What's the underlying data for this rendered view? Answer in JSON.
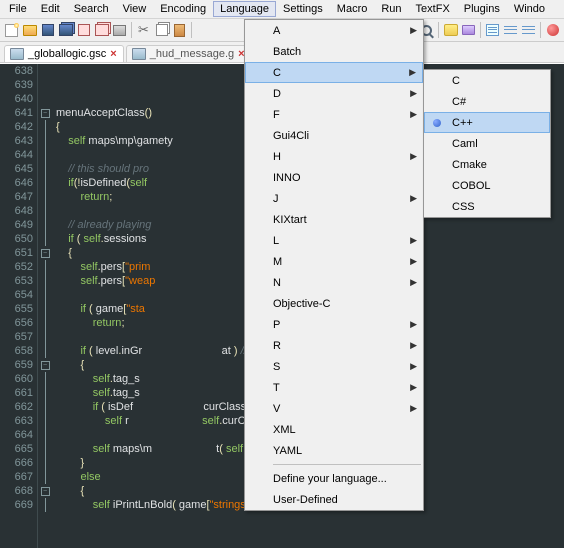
{
  "menubar": [
    "File",
    "Edit",
    "Search",
    "View",
    "Encoding",
    "Language",
    "Settings",
    "Macro",
    "Run",
    "TextFX",
    "Plugins",
    "Windo"
  ],
  "menubar_open_index": 5,
  "tabs": [
    {
      "label": "_globallogic.gsc",
      "active": true
    },
    {
      "label": "_hud_message.g",
      "active": false
    }
  ],
  "dropdown_main": [
    {
      "label": "A",
      "arrow": true
    },
    {
      "label": "Batch",
      "arrow": false
    },
    {
      "label": "C",
      "arrow": true,
      "hi": true
    },
    {
      "label": "D",
      "arrow": true
    },
    {
      "label": "F",
      "arrow": true
    },
    {
      "label": "Gui4Cli",
      "arrow": false
    },
    {
      "label": "H",
      "arrow": true
    },
    {
      "label": "INNO",
      "arrow": false
    },
    {
      "label": "J",
      "arrow": true
    },
    {
      "label": "KIXtart",
      "arrow": false
    },
    {
      "label": "L",
      "arrow": true
    },
    {
      "label": "M",
      "arrow": true
    },
    {
      "label": "N",
      "arrow": true
    },
    {
      "label": "Objective-C",
      "arrow": false
    },
    {
      "label": "P",
      "arrow": true
    },
    {
      "label": "R",
      "arrow": true
    },
    {
      "label": "S",
      "arrow": true
    },
    {
      "label": "T",
      "arrow": true
    },
    {
      "label": "V",
      "arrow": true
    },
    {
      "label": "XML",
      "arrow": false
    },
    {
      "label": "YAML",
      "arrow": false
    },
    {
      "sep": true
    },
    {
      "label": "Define your language...",
      "arrow": false
    },
    {
      "label": "User-Defined",
      "arrow": false
    }
  ],
  "dropdown_sub": [
    {
      "label": "C"
    },
    {
      "label": "C#"
    },
    {
      "label": "C++",
      "hi": true,
      "bullet": true
    },
    {
      "label": "Caml"
    },
    {
      "label": "Cmake"
    },
    {
      "label": "COBOL"
    },
    {
      "label": "CSS"
    }
  ],
  "line_start": 638,
  "line_count": 32,
  "code_lines": [
    "",
    "",
    "",
    "menuAcceptClass<span class='op'>()</span>",
    "<span class='op'>{</span>",
    "    <span class='k'>self</span> maps\\mp\\gamety",
    "",
    "    <span class='c'>// this should pro</span>",
    "    <span class='k'>if</span><span class='op'>(!</span>isDefined<span class='op'>(</span><span class='k'>self</span>",
    "        <span class='k'>return</span><span class='op'>;</span>",
    "",
    "    <span class='c'>// already playing</span>",
    "    <span class='k'>if</span> <span class='op'>(</span> <span class='k'>self</span><span class='op'>.</span>sessions",
    "    <span class='op'>{</span>",
    "        <span class='k'>self</span><span class='op'>.</span>pers<span class='op'>[</span><span class='s'>\"prim</span>",
    "        <span class='k'>self</span><span class='op'>.</span>pers<span class='op'>[</span><span class='s'>\"weap</span>",
    "",
    "        <span class='k'>if</span> <span class='op'>(</span> game<span class='op'>[</span><span class='s'>\"sta</span>                                       <span class='op'>&amp;</span>",
    "            <span class='k'>return</span><span class='op'>;</span>",
    "",
    "        <span class='k'>if</span> <span class='op'>(</span> level<span class='op'>.</span>inGr                          at <span class='op'>)</span> <span class='c'>// used weapon</span>",
    "        <span class='op'>{</span>",
    "            <span class='k'>self</span><span class='op'>.</span>tag_s",
    "            <span class='k'>self</span><span class='op'>.</span>tag_s",
    "            <span class='k'>if</span> <span class='op'>(</span> isDef                       curClass <span class='op'>!=</span> <span class='k'>self</span><span class='op'>.</span>cla",
    "                <span class='k'>self</span> r                        <span class='k'>self</span><span class='op'>.</span>curClass <span class='op'>);</span>",
    "",
    "            <span class='k'>self</span> maps\\m                     t<span class='op'>(</span> <span class='k'>self</span><span class='op'>.</span>pers<span class='op'>[</span><span class='s'>\"team\"</span>",
    "        <span class='op'>}</span>",
    "        <span class='k'>else</span>",
    "        <span class='op'>{</span>",
    "            <span class='k'>self</span> iPrintLnBold<span class='op'>(</span> game<span class='op'>[</span><span class='s'>\"strings\"</span><span class='op'>][</span><span class='s'>\"change class\"</span><span class='op'>] );</span>"
  ],
  "fold_marks": {
    "641": "-",
    "642": "|",
    "643": "|",
    "644": "|",
    "645": "|",
    "646": "|",
    "647": "|",
    "648": "|",
    "649": "|",
    "650": "|",
    "651": "-",
    "652": "|",
    "653": "|",
    "654": "|",
    "655": "|",
    "656": "|",
    "657": "|",
    "658": "|",
    "659": "-",
    "660": "|",
    "661": "|",
    "662": "|",
    "663": "|",
    "664": "|",
    "665": "|",
    "666": "|",
    "667": "|",
    "668": "-",
    "669": "|"
  }
}
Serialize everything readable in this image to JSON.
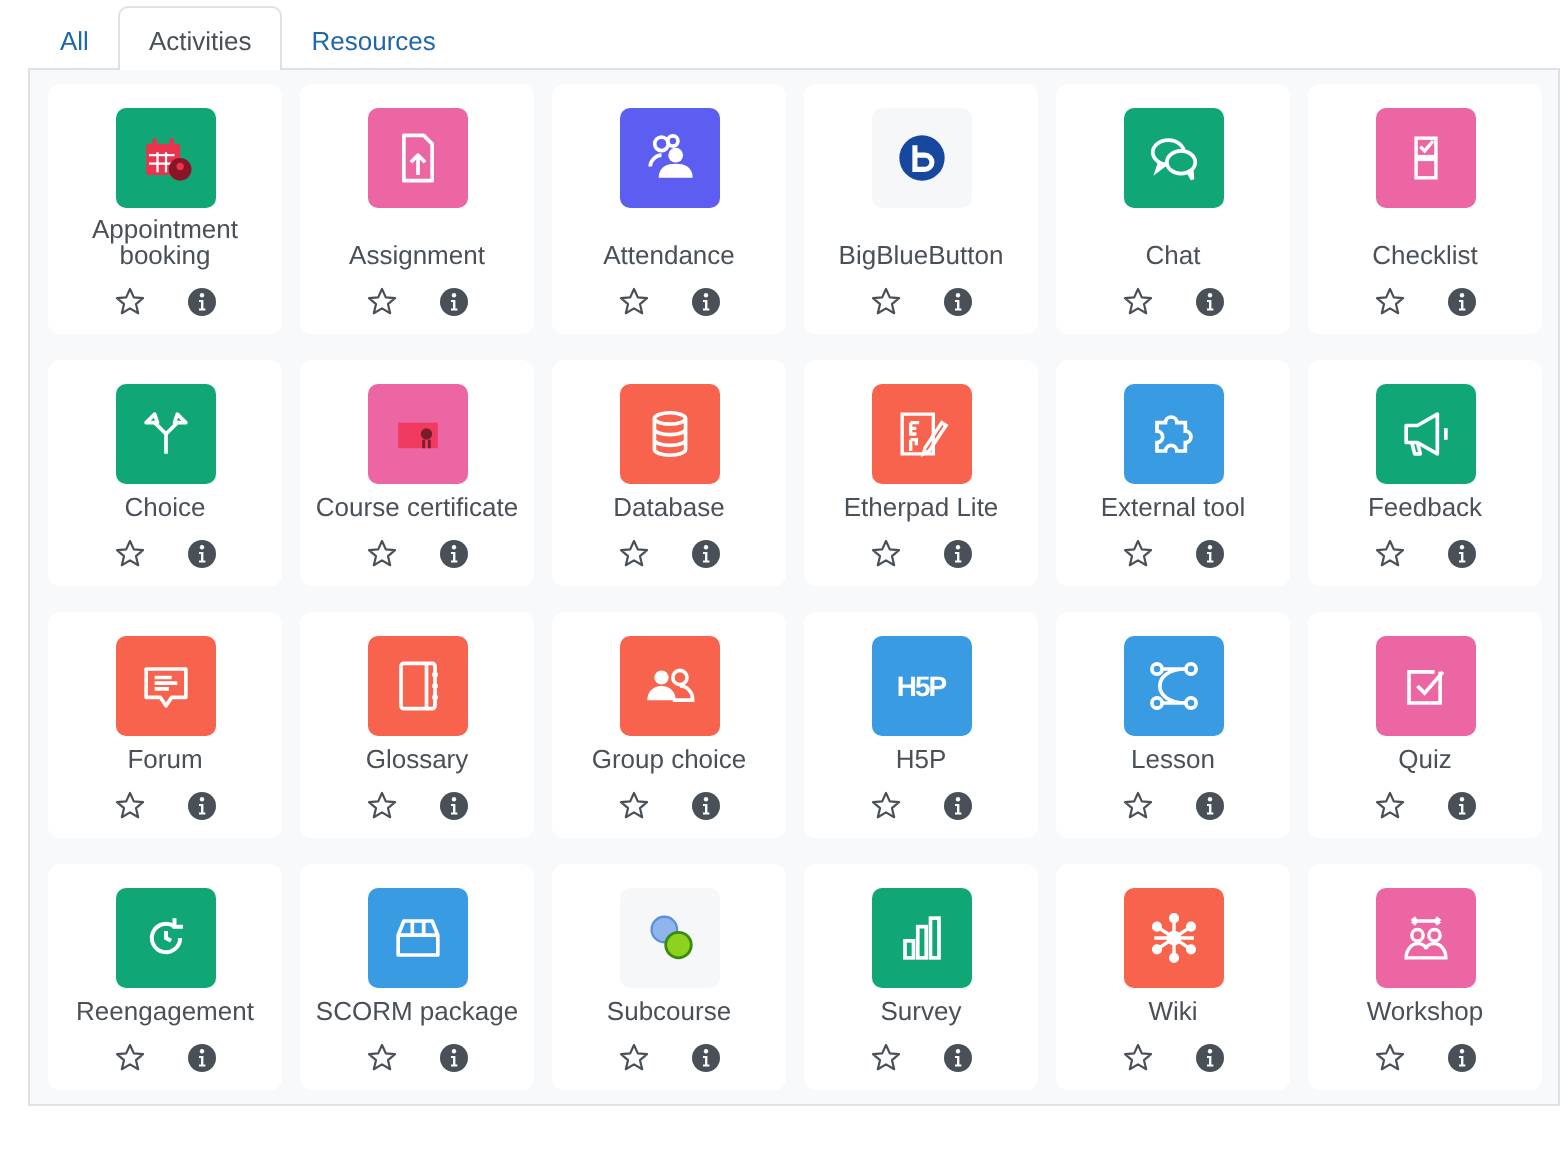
{
  "tabs": [
    {
      "label": "All",
      "selected": false
    },
    {
      "label": "Activities",
      "selected": true
    },
    {
      "label": "Resources",
      "selected": false
    }
  ],
  "items": [
    {
      "name": "Appointment booking",
      "color": "#11a676",
      "kind": "calendar",
      "starred": false
    },
    {
      "name": "Assignment",
      "color": "#eb66a2",
      "kind": "file-upload",
      "starred": false
    },
    {
      "name": "Attendance",
      "color": "#5b5ef0",
      "kind": "people",
      "starred": false
    },
    {
      "name": "BigBlueButton",
      "color": "#f5f7f9",
      "kind": "round-logo",
      "starred": false
    },
    {
      "name": "Chat",
      "color": "#11a676",
      "kind": "chat",
      "starred": false
    },
    {
      "name": "Checklist",
      "color": "#eb66a2",
      "kind": "checklist",
      "starred": false
    },
    {
      "name": "Choice",
      "color": "#11a676",
      "kind": "signpost",
      "starred": false
    },
    {
      "name": "Course certificate",
      "color": "#eb66a2",
      "kind": "certificate",
      "starred": false
    },
    {
      "name": "Database",
      "color": "#f7634d",
      "kind": "database",
      "starred": false
    },
    {
      "name": "Etherpad Lite",
      "color": "#f7634d",
      "kind": "pad",
      "starred": false
    },
    {
      "name": "External tool",
      "color": "#399be2",
      "kind": "puzzle",
      "starred": false
    },
    {
      "name": "Feedback",
      "color": "#11a676",
      "kind": "megaphone",
      "starred": false
    },
    {
      "name": "Forum",
      "color": "#f7634d",
      "kind": "forum",
      "starred": false
    },
    {
      "name": "Glossary",
      "color": "#f7634d",
      "kind": "book",
      "starred": false
    },
    {
      "name": "Group choice",
      "color": "#f7634d",
      "kind": "group",
      "starred": false
    },
    {
      "name": "H5P",
      "color": "#399be2",
      "kind": "logo-text",
      "icon_text": "H5P",
      "starred": false
    },
    {
      "name": "Lesson",
      "color": "#399be2",
      "kind": "path",
      "starred": false
    },
    {
      "name": "Quiz",
      "color": "#eb66a2",
      "kind": "quiz",
      "starred": false
    },
    {
      "name": "Reengagement",
      "color": "#11a676",
      "kind": "clock",
      "starred": false
    },
    {
      "name": "SCORM package",
      "color": "#399be2",
      "kind": "box",
      "starred": false
    },
    {
      "name": "Subcourse",
      "color": "#f5f7f9",
      "kind": "circles",
      "starred": false
    },
    {
      "name": "Survey",
      "color": "#11a676",
      "kind": "bars",
      "starred": false
    },
    {
      "name": "Wiki",
      "color": "#f7634d",
      "kind": "network",
      "starred": false
    },
    {
      "name": "Workshop",
      "color": "#eb66a2",
      "kind": "workshop",
      "starred": false
    }
  ]
}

------------------------------

_Stated goal_
Leave the pictures out and reproduce each record exactly as written.

_Written reply_
What's the underlying data for this rendered view? Answer in JSON.
{
  "menubar": [
    "File",
    "Edit",
    "Search",
    "View",
    "Encoding",
    "Language",
    "Settings",
    "Macro",
    "Run",
    "TextFX",
    "Plugins",
    "Windo"
  ],
  "menubar_open_index": 5,
  "tabs": [
    {
      "label": "_globallogic.gsc",
      "active": true
    },
    {
      "label": "_hud_message.g",
      "active": false
    }
  ],
  "dropdown_main": [
    {
      "label": "A",
      "arrow": true
    },
    {
      "label": "Batch",
      "arrow": false
    },
    {
      "label": "C",
      "arrow": true,
      "hi": true
    },
    {
      "label": "D",
      "arrow": true
    },
    {
      "label": "F",
      "arrow": true
    },
    {
      "label": "Gui4Cli",
      "arrow": false
    },
    {
      "label": "H",
      "arrow": true
    },
    {
      "label": "INNO",
      "arrow": false
    },
    {
      "label": "J",
      "arrow": true
    },
    {
      "label": "KIXtart",
      "arrow": false
    },
    {
      "label": "L",
      "arrow": true
    },
    {
      "label": "M",
      "arrow": true
    },
    {
      "label": "N",
      "arrow": true
    },
    {
      "label": "Objective-C",
      "arrow": false
    },
    {
      "label": "P",
      "arrow": true
    },
    {
      "label": "R",
      "arrow": true
    },
    {
      "label": "S",
      "arrow": true
    },
    {
      "label": "T",
      "arrow": true
    },
    {
      "label": "V",
      "arrow": true
    },
    {
      "label": "XML",
      "arrow": false
    },
    {
      "label": "YAML",
      "arrow": false
    },
    {
      "sep": true
    },
    {
      "label": "Define your language...",
      "arrow": false
    },
    {
      "label": "User-Defined",
      "arrow": false
    }
  ],
  "dropdown_sub": [
    {
      "label": "C"
    },
    {
      "label": "C#"
    },
    {
      "label": "C++",
      "hi": true,
      "bullet": true
    },
    {
      "label": "Caml"
    },
    {
      "label": "Cmake"
    },
    {
      "label": "COBOL"
    },
    {
      "label": "CSS"
    }
  ],
  "line_start": 638,
  "line_count": 32,
  "code_lines": [
    "",
    "",
    "",
    "menuAcceptClass<span class='op'>()</span>",
    "<span class='op'>{</span>",
    "    <span class='k'>self</span> maps\\mp\\gamety",
    "",
    "    <span class='c'>// this should pro</span>",
    "    <span class='k'>if</span><span class='op'>(!</span>isDefined<span class='op'>(</span><span class='k'>self</span>",
    "        <span class='k'>return</span><span class='op'>;</span>",
    "",
    "    <span class='c'>// already playing</span>",
    "    <span class='k'>if</span> <span class='op'>(</span> <span class='k'>self</span><span class='op'>.</span>sessions",
    "    <span class='op'>{</span>",
    "        <span class='k'>self</span><span class='op'>.</span>pers<span class='op'>[</span><span class='s'>\"prim</span>",
    "        <span class='k'>self</span><span class='op'>.</span>pers<span class='op'>[</span><span class='s'>\"weap</span>",
    "",
    "        <span class='k'>if</span> <span class='op'>(</span> game<span class='op'>[</span><span class='s'>\"sta</span>                                       <span class='op'>&amp;</span>",
    "            <span class='k'>return</span><span class='op'>;</span>",
    "",
    "        <span class='k'>if</span> <span class='op'>(</span> level<span class='op'>.</span>inGr                          at <span class='op'>)</span> <span class='c'>// used weapon</span>",
    "        <span class='op'>{</span>",
    "            <span class='k'>self</span><span class='op'>.</span>tag_s",
    "            <span class='k'>self</span><span class='op'>.</span>tag_s",
    "            <span class='k'>if</span> <span class='op'>(</span> isDef                       curClass <span class='op'>!=</span> <span class='k'>self</span><span class='op'>.</span>cla",
    "                <span class='k'>self</span> r                        <span class='k'>self</span><span class='op'>.</span>curClass <span class='op'>);</span>",
    "",
    "            <span class='k'>self</span> maps\\m                     t<span class='op'>(</span> <span class='k'>self</span><span class='op'>.</span>pers<span class='op'>[</span><span class='s'>\"team\"</span>",
    "        <span class='op'>}</span>",
    "        <span class='k'>else</span>",
    "        <span class='op'>{</span>",
    "            <span class='k'>self</span> iPrintLnBold<span class='op'>(</span> game<span class='op'>[</span><span class='s'>\"strings\"</span><span class='op'>][</span><span class='s'>\"change class\"</span><span class='op'>] );</span>"
  ],
  "fold_marks": {
    "641": "-",
    "642": "|",
    "643": "|",
    "644": "|",
    "645": "|",
    "646": "|",
    "647": "|",
    "648": "|",
    "649": "|",
    "650": "|",
    "651": "-",
    "652": "|",
    "653": "|",
    "654": "|",
    "655": "|",
    "656": "|",
    "657": "|",
    "658": "|",
    "659": "-",
    "660": "|",
    "661": "|",
    "662": "|",
    "663": "|",
    "664": "|",
    "665": "|",
    "666": "|",
    "667": "|",
    "668": "-",
    "669": "|"
  }
}
Serialize everything readable in this image to JSON.
{
  "tabs": [
    {
      "label": "All",
      "selected": false
    },
    {
      "label": "Activities",
      "selected": true
    },
    {
      "label": "Resources",
      "selected": false
    }
  ],
  "items": [
    {
      "name": "Appointment booking",
      "color": "#11a676",
      "kind": "calendar",
      "starred": false
    },
    {
      "name": "Assignment",
      "color": "#eb66a2",
      "kind": "file-upload",
      "starred": false
    },
    {
      "name": "Attendance",
      "color": "#5b5ef0",
      "kind": "people",
      "starred": false
    },
    {
      "name": "BigBlueButton",
      "color": "#f5f7f9",
      "kind": "round-logo",
      "starred": false
    },
    {
      "name": "Chat",
      "color": "#11a676",
      "kind": "chat",
      "starred": false
    },
    {
      "name": "Checklist",
      "color": "#eb66a2",
      "kind": "checklist",
      "starred": false
    },
    {
      "name": "Choice",
      "color": "#11a676",
      "kind": "signpost",
      "starred": false
    },
    {
      "name": "Course certificate",
      "color": "#eb66a2",
      "kind": "certificate",
      "starred": false
    },
    {
      "name": "Database",
      "color": "#f7634d",
      "kind": "database",
      "starred": false
    },
    {
      "name": "Etherpad Lite",
      "color": "#f7634d",
      "kind": "pad",
      "starred": false
    },
    {
      "name": "External tool",
      "color": "#399be2",
      "kind": "puzzle",
      "starred": false
    },
    {
      "name": "Feedback",
      "color": "#11a676",
      "kind": "megaphone",
      "starred": false
    },
    {
      "name": "Forum",
      "color": "#f7634d",
      "kind": "forum",
      "starred": false
    },
    {
      "name": "Glossary",
      "color": "#f7634d",
      "kind": "book",
      "starred": false
    },
    {
      "name": "Group choice",
      "color": "#f7634d",
      "kind": "group",
      "starred": false
    },
    {
      "name": "H5P",
      "color": "#399be2",
      "kind": "logo-text",
      "icon_text": "H5P",
      "starred": false
    },
    {
      "name": "Lesson",
      "color": "#399be2",
      "kind": "path",
      "starred": false
    },
    {
      "name": "Quiz",
      "color": "#eb66a2",
      "kind": "quiz",
      "starred": false
    },
    {
      "name": "Reengagement",
      "color": "#11a676",
      "kind": "clock",
      "starred": false
    },
    {
      "name": "SCORM package",
      "color": "#399be2",
      "kind": "box",
      "starred": false
    },
    {
      "name": "Subcourse",
      "color": "#f5f7f9",
      "kind": "circles",
      "starred": false
    },
    {
      "name": "Survey",
      "color": "#11a676",
      "kind": "bars",
      "starred": false
    },
    {
      "name": "Wiki",
      "color": "#f7634d",
      "kind": "network",
      "starred": false
    },
    {
      "name": "Workshop",
      "color": "#eb66a2",
      "kind": "workshop",
      "starred": false
    }
  ]
}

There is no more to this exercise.